:: Extract to read

Benchmarking experiments for rotation compositions

Aditya Bharti edited this page Jun 11, 2018 · 6 revisions

Benchmarking for rotation composition approaches

This table contains the benchmarks for the rotation composition process. There are 2 cases which we will support:

  • N rotations composed with N rotations. This case is straightforward as converting to dcm will only incur extra computation cost. The already implemented compose_quat function will suffice.
  • N rotations composed with a single rotation. For this we have 2 options:
    • Broadcast the single quaternion to N x 4 and use compose_quat
    • Prevent unnecessary copying by converting the single quaternion to appropriate 4 x 4 matrix and use np.dot() for a matrix vector multiplication.

::::
:: Given entries

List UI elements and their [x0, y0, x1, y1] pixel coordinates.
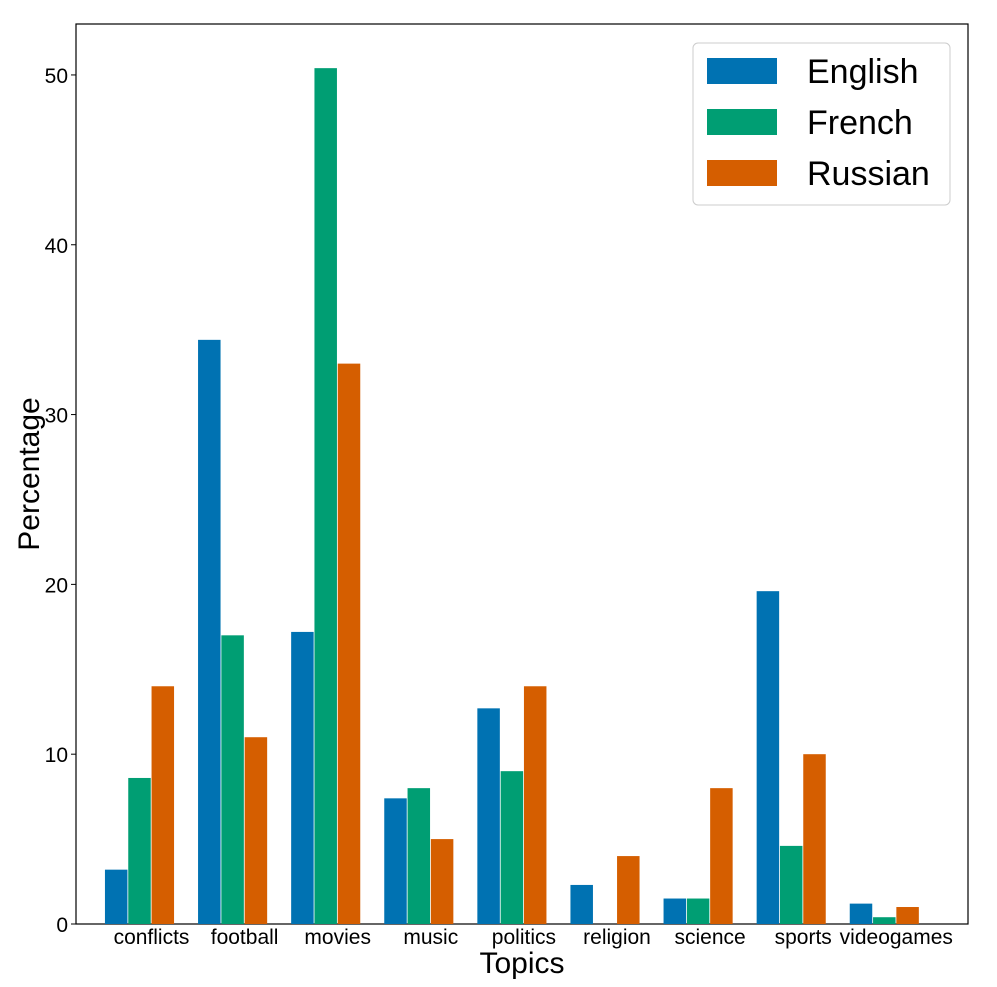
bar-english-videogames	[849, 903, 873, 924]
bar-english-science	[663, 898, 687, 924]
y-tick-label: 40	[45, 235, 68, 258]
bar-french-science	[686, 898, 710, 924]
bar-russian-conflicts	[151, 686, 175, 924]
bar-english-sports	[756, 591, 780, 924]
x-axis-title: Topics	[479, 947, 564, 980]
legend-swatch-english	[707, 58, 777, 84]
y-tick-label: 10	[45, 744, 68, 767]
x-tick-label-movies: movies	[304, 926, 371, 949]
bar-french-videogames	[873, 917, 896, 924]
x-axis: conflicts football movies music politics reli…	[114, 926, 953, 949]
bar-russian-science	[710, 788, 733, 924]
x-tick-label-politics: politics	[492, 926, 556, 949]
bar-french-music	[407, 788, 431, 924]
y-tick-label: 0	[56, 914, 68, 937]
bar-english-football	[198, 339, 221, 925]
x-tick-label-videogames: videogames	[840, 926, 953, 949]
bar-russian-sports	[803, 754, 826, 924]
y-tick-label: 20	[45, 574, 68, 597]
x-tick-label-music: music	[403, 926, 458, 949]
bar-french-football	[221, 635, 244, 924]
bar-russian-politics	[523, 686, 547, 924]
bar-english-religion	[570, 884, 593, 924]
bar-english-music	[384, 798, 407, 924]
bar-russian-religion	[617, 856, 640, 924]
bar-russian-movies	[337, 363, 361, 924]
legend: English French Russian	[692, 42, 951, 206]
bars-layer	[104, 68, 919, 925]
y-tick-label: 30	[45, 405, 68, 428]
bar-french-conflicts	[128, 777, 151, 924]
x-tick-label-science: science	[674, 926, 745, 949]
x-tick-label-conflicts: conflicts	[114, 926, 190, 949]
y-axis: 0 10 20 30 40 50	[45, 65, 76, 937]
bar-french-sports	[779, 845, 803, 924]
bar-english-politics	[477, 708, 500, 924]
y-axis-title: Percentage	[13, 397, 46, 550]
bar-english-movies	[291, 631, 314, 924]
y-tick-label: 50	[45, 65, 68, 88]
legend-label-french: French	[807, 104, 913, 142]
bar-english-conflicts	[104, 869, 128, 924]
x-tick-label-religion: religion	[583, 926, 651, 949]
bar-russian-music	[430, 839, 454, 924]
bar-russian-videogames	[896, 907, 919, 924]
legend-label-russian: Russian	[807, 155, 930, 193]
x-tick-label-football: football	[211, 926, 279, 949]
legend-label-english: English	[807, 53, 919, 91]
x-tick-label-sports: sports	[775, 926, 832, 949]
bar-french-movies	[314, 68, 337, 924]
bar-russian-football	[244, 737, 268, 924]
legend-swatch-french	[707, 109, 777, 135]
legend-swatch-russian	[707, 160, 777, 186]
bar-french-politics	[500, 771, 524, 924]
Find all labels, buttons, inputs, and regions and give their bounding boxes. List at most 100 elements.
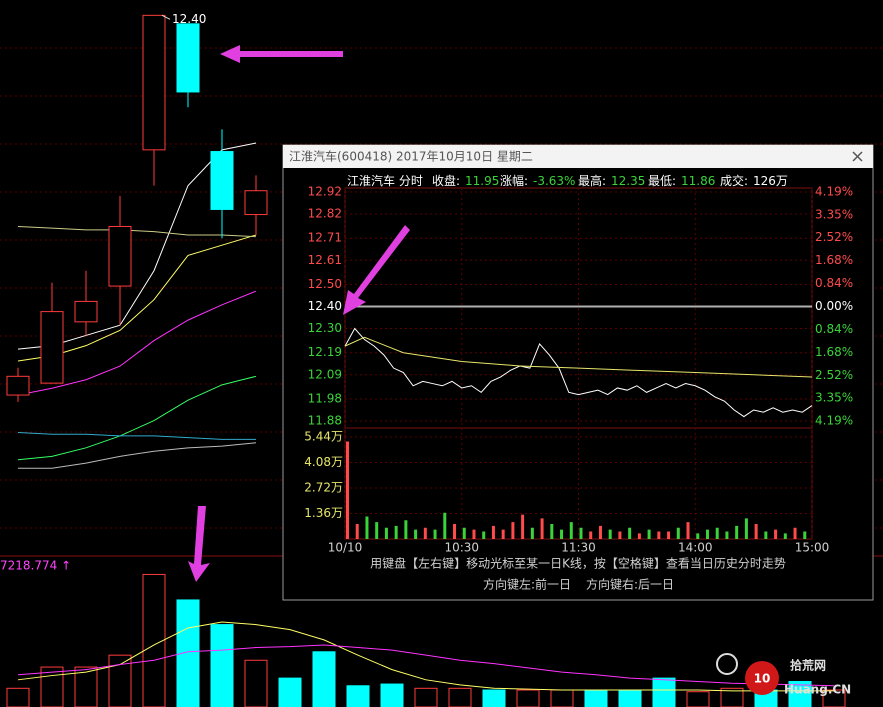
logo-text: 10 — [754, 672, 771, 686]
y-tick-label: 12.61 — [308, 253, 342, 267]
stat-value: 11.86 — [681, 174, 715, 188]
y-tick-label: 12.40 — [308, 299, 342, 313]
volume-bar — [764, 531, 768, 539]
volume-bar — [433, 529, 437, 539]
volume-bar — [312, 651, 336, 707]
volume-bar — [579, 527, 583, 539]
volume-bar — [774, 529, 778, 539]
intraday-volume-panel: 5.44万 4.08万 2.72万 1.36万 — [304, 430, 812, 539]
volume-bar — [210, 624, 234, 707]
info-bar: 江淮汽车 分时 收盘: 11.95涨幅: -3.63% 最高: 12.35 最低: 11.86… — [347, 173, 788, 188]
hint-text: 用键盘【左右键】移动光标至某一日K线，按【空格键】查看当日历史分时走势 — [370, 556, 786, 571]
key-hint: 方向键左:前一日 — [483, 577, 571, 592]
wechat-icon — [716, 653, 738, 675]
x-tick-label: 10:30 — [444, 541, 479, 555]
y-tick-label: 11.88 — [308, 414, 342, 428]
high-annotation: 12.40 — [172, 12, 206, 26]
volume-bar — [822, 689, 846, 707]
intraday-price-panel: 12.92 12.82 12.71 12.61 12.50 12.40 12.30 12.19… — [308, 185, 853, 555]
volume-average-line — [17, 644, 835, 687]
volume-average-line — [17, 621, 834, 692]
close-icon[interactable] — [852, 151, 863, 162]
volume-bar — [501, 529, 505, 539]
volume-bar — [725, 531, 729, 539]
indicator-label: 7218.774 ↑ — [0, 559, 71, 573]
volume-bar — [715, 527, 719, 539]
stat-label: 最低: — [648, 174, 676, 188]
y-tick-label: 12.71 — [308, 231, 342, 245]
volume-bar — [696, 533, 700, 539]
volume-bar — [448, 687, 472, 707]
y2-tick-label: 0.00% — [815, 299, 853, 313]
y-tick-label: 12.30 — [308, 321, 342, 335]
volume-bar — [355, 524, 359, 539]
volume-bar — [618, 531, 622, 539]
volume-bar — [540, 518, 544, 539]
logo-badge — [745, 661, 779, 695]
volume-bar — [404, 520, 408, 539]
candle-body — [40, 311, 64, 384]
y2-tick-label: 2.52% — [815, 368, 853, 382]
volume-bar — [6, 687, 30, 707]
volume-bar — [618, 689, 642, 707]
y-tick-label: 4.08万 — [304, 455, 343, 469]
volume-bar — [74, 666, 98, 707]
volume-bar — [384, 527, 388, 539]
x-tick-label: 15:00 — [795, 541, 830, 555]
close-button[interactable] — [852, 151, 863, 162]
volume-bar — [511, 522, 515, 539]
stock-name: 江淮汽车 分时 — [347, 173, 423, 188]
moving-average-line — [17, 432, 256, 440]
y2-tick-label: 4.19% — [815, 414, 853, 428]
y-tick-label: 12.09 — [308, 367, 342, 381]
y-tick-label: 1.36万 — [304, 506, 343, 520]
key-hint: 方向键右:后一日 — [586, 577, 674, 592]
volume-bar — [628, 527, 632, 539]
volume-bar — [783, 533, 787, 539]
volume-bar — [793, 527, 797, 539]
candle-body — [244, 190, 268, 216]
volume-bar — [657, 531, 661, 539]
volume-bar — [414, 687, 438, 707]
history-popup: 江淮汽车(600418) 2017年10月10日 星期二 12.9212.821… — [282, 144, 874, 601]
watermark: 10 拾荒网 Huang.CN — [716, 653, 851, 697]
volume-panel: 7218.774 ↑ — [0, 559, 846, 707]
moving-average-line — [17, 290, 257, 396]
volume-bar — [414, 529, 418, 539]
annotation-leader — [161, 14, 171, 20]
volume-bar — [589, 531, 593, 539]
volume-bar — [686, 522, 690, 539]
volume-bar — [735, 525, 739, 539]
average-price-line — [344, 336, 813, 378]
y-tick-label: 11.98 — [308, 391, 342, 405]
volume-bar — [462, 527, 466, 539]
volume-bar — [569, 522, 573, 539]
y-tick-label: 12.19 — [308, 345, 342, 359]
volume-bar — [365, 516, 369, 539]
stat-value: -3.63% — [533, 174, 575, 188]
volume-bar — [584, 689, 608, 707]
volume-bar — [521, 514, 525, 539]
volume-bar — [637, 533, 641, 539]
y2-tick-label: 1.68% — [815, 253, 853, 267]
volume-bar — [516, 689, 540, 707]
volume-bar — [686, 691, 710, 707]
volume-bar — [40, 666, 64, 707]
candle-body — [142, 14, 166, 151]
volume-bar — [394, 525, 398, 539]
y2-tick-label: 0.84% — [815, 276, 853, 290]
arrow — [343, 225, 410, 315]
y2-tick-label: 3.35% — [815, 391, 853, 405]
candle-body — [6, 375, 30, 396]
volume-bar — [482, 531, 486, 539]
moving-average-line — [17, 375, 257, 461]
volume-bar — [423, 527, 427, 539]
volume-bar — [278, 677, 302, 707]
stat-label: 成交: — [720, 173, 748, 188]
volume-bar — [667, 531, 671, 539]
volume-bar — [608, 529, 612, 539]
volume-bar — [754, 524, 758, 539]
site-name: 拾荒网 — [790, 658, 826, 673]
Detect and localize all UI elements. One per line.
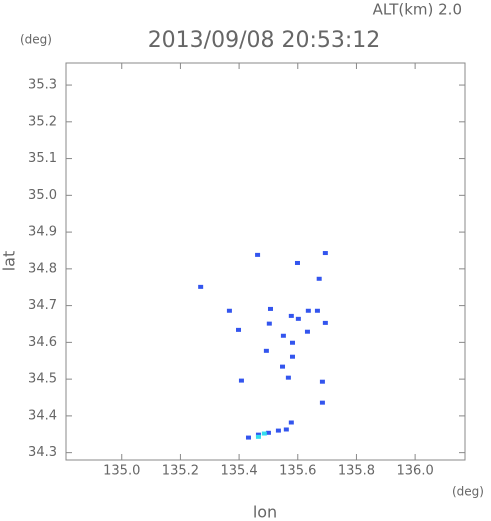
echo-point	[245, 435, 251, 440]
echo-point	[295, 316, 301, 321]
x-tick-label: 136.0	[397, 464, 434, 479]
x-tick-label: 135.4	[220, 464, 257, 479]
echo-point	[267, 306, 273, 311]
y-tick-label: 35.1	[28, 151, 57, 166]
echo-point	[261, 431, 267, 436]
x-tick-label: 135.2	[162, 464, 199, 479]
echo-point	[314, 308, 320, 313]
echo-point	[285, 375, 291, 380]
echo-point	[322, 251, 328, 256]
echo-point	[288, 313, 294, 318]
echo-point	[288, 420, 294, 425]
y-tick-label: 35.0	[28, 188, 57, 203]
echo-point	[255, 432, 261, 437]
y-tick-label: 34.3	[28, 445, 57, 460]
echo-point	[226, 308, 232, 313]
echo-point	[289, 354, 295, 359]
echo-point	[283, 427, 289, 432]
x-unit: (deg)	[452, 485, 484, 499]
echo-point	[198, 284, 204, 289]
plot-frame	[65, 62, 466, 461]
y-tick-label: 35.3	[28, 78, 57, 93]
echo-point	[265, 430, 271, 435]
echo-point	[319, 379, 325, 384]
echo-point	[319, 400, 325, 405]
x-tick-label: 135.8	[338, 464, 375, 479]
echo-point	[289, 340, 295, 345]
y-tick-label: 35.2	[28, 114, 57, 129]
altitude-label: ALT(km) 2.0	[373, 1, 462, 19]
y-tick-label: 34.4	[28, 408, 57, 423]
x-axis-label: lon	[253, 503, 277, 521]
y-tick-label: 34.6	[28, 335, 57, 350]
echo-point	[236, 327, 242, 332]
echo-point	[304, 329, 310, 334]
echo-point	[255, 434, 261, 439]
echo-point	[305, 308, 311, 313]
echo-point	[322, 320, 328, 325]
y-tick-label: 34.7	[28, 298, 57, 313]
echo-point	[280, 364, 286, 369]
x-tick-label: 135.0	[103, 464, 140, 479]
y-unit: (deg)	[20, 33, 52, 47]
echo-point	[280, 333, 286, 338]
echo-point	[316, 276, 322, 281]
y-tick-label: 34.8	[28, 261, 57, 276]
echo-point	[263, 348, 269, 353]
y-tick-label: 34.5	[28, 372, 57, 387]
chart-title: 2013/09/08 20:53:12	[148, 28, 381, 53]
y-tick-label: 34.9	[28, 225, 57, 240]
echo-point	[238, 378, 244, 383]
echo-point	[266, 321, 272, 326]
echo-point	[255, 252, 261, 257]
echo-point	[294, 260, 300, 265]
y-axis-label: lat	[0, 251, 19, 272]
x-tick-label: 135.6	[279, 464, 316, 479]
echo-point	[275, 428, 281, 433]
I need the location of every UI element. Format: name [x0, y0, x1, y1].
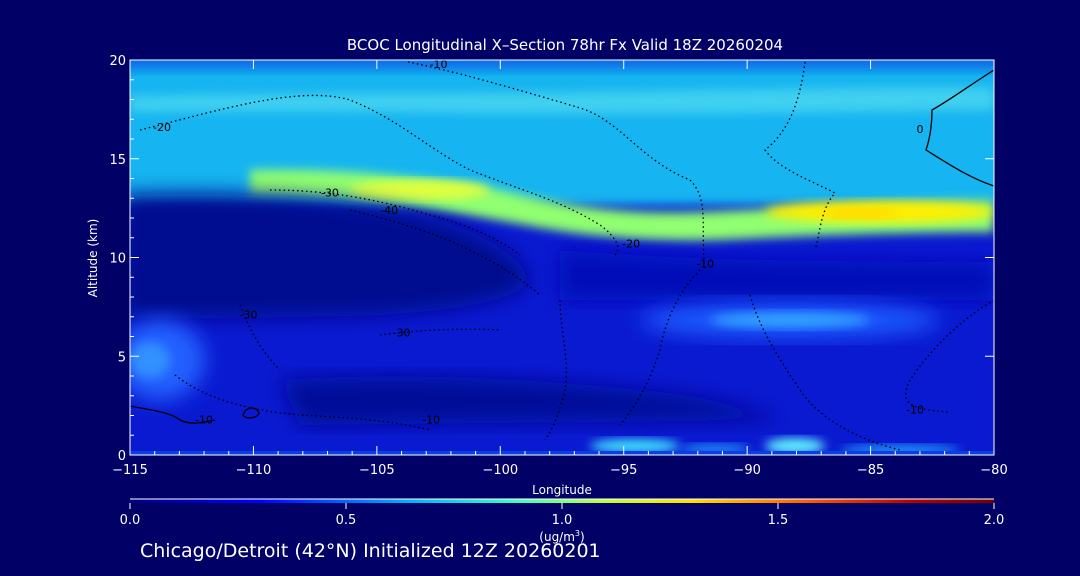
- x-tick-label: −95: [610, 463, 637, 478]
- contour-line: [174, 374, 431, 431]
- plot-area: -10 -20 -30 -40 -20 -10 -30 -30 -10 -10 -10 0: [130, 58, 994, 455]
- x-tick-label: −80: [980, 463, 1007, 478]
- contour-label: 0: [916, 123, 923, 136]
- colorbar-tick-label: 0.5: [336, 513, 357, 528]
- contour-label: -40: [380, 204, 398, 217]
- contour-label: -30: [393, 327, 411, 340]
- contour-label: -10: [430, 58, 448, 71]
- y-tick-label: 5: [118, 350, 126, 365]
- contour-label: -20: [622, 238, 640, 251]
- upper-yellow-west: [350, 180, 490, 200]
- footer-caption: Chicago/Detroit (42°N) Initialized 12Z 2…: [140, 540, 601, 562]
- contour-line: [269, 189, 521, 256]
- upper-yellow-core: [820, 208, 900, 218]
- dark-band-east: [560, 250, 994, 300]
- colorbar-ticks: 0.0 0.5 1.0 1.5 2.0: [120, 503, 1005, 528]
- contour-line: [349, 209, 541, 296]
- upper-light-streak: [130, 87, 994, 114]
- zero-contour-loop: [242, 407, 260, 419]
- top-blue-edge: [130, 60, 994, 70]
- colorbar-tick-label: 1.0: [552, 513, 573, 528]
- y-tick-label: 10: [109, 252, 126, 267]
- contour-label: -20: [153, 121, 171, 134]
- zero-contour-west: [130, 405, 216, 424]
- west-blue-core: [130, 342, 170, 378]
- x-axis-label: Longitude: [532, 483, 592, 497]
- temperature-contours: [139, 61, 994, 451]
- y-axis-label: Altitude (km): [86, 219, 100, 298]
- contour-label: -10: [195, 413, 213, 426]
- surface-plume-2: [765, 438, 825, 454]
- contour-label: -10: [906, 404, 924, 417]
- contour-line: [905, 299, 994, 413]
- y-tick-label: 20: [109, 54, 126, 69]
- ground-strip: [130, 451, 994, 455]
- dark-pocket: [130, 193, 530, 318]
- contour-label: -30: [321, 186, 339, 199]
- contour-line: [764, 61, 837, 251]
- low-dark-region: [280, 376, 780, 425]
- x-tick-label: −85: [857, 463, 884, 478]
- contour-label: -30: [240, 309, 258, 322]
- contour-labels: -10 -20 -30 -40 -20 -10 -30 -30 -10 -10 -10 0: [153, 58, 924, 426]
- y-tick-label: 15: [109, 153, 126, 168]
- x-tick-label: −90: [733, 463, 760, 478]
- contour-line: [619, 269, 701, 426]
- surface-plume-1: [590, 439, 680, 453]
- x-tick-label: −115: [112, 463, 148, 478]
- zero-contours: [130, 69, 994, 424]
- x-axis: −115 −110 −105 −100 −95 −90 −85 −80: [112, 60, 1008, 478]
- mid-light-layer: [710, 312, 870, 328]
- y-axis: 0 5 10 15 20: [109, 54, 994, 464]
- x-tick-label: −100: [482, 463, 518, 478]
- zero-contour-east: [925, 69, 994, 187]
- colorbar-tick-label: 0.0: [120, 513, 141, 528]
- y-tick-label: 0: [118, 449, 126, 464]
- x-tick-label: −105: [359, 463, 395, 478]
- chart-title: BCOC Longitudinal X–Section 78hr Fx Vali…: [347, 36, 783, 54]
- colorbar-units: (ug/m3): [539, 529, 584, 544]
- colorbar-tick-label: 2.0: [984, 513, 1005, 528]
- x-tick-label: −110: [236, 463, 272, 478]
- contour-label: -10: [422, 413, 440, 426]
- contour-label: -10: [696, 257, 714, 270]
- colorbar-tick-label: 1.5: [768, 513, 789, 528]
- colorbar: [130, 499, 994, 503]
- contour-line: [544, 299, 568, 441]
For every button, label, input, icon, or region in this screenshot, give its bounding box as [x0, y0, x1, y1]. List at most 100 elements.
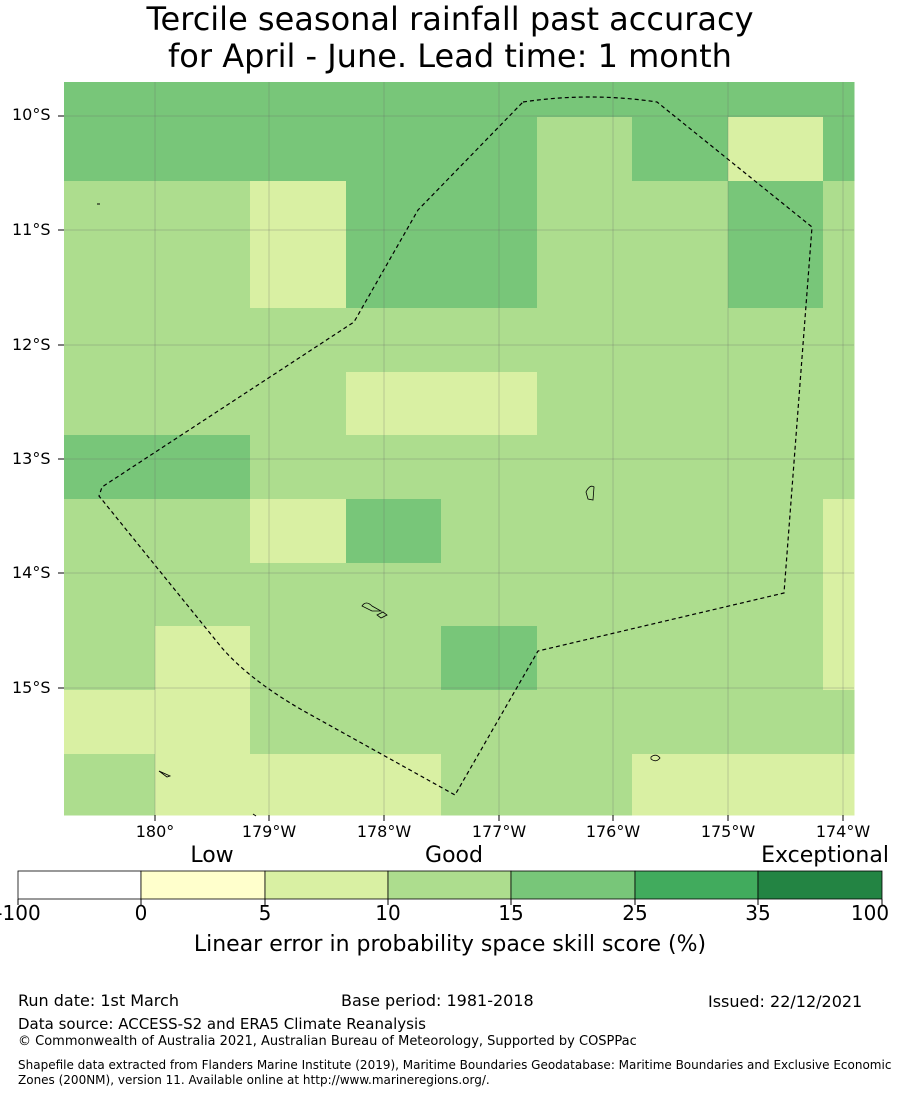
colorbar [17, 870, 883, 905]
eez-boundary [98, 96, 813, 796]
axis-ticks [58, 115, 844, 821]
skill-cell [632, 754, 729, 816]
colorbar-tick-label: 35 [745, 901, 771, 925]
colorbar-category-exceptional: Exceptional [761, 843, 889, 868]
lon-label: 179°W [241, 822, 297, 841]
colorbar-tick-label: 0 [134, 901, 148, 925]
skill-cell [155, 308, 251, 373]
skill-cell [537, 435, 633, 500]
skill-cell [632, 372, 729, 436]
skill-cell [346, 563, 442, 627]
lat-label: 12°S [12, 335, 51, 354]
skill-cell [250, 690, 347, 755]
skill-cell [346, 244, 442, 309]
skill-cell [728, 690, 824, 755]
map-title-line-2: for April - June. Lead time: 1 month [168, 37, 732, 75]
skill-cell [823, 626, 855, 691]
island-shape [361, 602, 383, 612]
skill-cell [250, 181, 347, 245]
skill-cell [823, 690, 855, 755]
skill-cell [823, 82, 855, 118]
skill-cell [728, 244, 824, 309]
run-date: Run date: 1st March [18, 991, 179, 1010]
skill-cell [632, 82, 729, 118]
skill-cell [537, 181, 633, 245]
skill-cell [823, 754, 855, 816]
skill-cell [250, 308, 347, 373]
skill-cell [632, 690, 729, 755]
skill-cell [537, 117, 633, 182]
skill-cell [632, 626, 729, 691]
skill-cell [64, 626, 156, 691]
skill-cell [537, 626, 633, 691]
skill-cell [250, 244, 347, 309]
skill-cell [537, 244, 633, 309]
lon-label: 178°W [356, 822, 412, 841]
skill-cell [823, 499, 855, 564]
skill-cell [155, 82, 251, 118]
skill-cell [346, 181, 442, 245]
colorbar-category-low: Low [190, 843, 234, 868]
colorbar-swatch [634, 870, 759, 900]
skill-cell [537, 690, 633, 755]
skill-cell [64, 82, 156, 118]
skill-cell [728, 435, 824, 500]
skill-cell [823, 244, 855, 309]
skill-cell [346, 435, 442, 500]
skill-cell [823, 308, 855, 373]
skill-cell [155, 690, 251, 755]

::::

▶ Prompt 1:
According to the benchmarking page, which already implemented function suffices when N rotations are composed with N rotations?
▶ Prompt 2:
Filter the listing down to every line that contains the word "music", treating uppercase and lowercase as distinct.

▶ Problem solution 1:
The compose_quat function.

▶ Problem solution 2:
x-axis: conflicts football movies music politics reli…	[114, 926, 953, 949]
bar-french-music	[407, 788, 431, 924]
x-tick-label-music: music	[403, 926, 458, 949]
bar-english-music	[384, 798, 407, 924]
bar-russian-music	[430, 839, 454, 924]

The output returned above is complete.